Short task
Repeat the lines that follow, leaving nothing out.

Data records
'''
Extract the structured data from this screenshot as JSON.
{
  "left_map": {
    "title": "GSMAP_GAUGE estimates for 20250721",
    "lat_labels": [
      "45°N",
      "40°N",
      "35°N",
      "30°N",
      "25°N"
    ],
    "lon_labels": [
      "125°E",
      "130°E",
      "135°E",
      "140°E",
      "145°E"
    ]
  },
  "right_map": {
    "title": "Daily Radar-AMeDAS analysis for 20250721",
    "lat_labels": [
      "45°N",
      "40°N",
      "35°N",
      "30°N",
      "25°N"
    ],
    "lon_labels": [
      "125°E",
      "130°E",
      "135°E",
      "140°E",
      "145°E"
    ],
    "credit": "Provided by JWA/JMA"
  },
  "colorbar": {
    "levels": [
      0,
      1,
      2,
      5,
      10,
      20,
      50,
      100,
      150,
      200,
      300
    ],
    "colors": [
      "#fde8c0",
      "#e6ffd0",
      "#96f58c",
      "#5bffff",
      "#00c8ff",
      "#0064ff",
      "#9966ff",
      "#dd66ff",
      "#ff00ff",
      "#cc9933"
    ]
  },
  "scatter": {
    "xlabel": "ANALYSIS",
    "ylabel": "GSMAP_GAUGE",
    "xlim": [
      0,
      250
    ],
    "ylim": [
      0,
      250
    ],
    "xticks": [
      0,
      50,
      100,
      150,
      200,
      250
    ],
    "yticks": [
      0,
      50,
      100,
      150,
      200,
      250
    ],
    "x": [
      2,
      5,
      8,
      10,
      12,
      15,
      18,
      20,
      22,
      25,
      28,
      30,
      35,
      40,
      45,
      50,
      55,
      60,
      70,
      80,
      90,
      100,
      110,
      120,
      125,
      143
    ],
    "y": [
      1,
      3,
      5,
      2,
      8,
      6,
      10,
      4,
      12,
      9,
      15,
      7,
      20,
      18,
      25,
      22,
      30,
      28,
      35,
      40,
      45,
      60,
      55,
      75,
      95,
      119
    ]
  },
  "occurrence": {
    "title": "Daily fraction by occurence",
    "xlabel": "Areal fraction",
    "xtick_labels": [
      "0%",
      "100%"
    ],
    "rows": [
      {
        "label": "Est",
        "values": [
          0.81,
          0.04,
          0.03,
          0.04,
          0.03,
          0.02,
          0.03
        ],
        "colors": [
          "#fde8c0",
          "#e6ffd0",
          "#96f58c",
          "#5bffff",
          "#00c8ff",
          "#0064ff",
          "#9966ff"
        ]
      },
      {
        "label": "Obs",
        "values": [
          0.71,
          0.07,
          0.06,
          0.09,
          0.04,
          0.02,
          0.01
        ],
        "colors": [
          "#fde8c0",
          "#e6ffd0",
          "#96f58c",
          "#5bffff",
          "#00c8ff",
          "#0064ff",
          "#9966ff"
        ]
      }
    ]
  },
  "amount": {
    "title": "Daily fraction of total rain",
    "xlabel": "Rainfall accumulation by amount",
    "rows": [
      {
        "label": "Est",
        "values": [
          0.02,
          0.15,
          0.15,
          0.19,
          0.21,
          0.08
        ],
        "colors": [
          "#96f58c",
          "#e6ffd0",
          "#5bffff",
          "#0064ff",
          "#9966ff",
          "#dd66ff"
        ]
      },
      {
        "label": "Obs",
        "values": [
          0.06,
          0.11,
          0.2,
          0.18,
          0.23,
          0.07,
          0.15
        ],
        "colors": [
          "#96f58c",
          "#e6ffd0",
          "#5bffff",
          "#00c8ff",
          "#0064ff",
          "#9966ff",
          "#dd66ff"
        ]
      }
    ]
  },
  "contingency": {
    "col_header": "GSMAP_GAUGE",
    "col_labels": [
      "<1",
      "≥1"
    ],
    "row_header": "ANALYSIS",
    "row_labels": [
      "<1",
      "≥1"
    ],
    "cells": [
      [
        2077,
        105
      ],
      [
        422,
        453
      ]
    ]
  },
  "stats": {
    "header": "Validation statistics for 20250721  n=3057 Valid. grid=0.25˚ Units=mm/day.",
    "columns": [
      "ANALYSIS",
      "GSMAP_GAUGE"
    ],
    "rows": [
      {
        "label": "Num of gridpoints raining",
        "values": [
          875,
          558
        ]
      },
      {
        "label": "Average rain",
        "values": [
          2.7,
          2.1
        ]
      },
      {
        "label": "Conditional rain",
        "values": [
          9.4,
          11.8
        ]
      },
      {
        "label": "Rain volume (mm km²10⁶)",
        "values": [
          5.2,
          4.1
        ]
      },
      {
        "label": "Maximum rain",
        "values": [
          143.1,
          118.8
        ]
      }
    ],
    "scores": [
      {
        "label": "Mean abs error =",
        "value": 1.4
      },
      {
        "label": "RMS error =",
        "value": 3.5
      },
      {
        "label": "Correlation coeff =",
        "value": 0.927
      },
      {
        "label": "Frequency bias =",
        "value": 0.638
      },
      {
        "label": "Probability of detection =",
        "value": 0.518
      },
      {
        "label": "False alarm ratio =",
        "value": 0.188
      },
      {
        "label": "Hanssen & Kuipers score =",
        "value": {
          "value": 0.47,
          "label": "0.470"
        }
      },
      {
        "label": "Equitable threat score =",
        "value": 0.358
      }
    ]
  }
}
'''
Answer below
Extract the structured data from this screenshot as JSON.
{
  "left_map": {
    "title": "GSMAP_GAUGE estimates for 20250721",
    "lat_labels": [
      "45°N",
      "40°N",
      "35°N",
      "30°N",
      "25°N"
    ],
    "lon_labels": [
      "125°E",
      "130°E",
      "135°E",
      "140°E",
      "145°E"
    ]
  },
  "right_map": {
    "title": "Daily Radar-AMeDAS analysis for 20250721",
    "lat_labels": [
      "45°N",
      "40°N",
      "35°N",
      "30°N",
      "25°N"
    ],
    "lon_labels": [
      "125°E",
      "130°E",
      "135°E",
      "140°E",
      "145°E"
    ],
    "credit": "Provided by JWA/JMA"
  },
  "colorbar": {
    "levels": [
      0,
      1,
      2,
      5,
      10,
      20,
      50,
      100,
      150,
      200,
      300
    ],
    "colors": [
      "#fde8c0",
      "#e6ffd0",
      "#96f58c",
      "#5bffff",
      "#00c8ff",
      "#0064ff",
      "#9966ff",
      "#dd66ff",
      "#ff00ff",
      "#cc9933"
    ]
  },
  "scatter": {
    "xlabel": "ANALYSIS",
    "ylabel": "GSMAP_GAUGE",
    "xlim": [
      0,
      250
    ],
    "ylim": [
      0,
      250
    ],
    "xticks": [
      0,
      50,
      100,
      150,
      200,
      250
    ],
    "yticks": [
      0,
      50,
      100,
      150,
      200,
      250
    ],
    "x": [
      2,
      5,
      8,
      10,
      12,
      15,
      18,
      20,
      22,
      25,
      28,
      30,
      35,
      40,
      45,
      50,
      55,
      60,
      70,
      80,
      90,
      100,
      110,
      120,
      125,
      143
    ],
    "y": [
      1,
      3,
      5,
      2,
      8,
      6,
      10,
      4,
      12,
      9,
      15,
      7,
      20,
      18,
      25,
      22,
      30,
      28,
      35,
      40,
      45,
      60,
      55,
      75,
      95,
      119
    ]
  },
  "occurrence": {
    "title": "Daily fraction by occurence",
    "xlabel": "Areal fraction",
    "xtick_labels": [
      "0%",
      "100%"
    ],
    "rows": [
      {
        "label": "Est",
        "values": [
          0.81,
          0.04,
          0.03,
          0.04,
          0.03,
          0.02,
          0.03
        ],
        "colors": [
          "#fde8c0",
          "#e6ffd0",
          "#96f58c",
          "#5bffff",
          "#00c8ff",
          "#0064ff",
          "#9966ff"
        ]
      },
      {
        "label": "Obs",
        "values": [
          0.71,
          0.07,
          0.06,
          0.09,
          0.04,
          0.02,
          0.01
        ],
        "colors": [
          "#fde8c0",
          "#e6ffd0",
          "#96f58c",
          "#5bffff",
          "#00c8ff",
          "#0064ff",
          "#9966ff"
        ]
      }
    ]
  },
  "amount": {
    "title": "Daily fraction of total rain",
    "xlabel": "Rainfall accumulation by amount",
    "rows": [
      {
        "label": "Est",
        "values": [
          0.02,
          0.15,
          0.15,
          0.19,
          0.21,
          0.08
        ],
        "colors": [
          "#96f58c",
          "#e6ffd0",
          "#5bffff",
          "#0064ff",
          "#9966ff",
          "#dd66ff"
        ]
      },
      {
        "label": "Obs",
        "values": [
          0.06,
          0.11,
          0.2,
          0.18,
          0.23,
          0.07,
          0.15
        ],
        "colors": [
          "#96f58c",
          "#e6ffd0",
          "#5bffff",
          "#00c8ff",
          "#0064ff",
          "#9966ff",
          "#dd66ff"
        ]
      }
    ]
  },
  "contingency": {
    "col_header": "GSMAP_GAUGE",
    "col_labels": [
      "<1",
      "≥1"
    ],
    "row_header": "ANALYSIS",
    "row_labels": [
      "<1",
      "≥1"
    ],
    "cells": [
      [
        2077,
        105
      ],
      [
        422,
        453
      ]
    ]
  },
  "stats": {
    "header": "Validation statistics for 20250721  n=3057 Valid. grid=0.25˚ Units=mm/day.",
    "columns": [
      "ANALYSIS",
      "GSMAP_GAUGE"
    ],
    "rows": [
      {
        "label": "Num of gridpoints raining",
        "values": [
          875,
          558
        ]
      },
      {
        "label": "Average rain",
        "values": [
          2.7,
          2.1
        ]
      },
      {
        "label": "Conditional rain",
        "values": [
          9.4,
          11.8
        ]
      },
      {
        "label": "Rain volume (mm km²10⁶)",
        "values": [
          5.2,
          4.1
        ]
      },
      {
        "label": "Maximum rain",
        "values": [
          143.1,
          118.8
        ]
      }
    ],
    "scores": [
      {
        "label": "Mean abs error =",
        "value": 1.4
      },
      {
        "label": "RMS error =",
        "value": 3.5
      },
      {
        "label": "Correlation coeff =",
        "value": 0.927
      },
      {
        "label": "Frequency bias =",
        "value": 0.638
      },
      {
        "label": "Probability of detection =",
        "value": 0.518
      },
      {
        "label": "False alarm ratio =",
        "value": 0.188
      },
      {
        "label": "Hanssen & Kuipers score =",
        "value": {
          "value": 0.47,
          "label": "0.470"
        }
      },
      {
        "label": "Equitable threat score =",
        "value": 0.358
      }
    ]
  }
}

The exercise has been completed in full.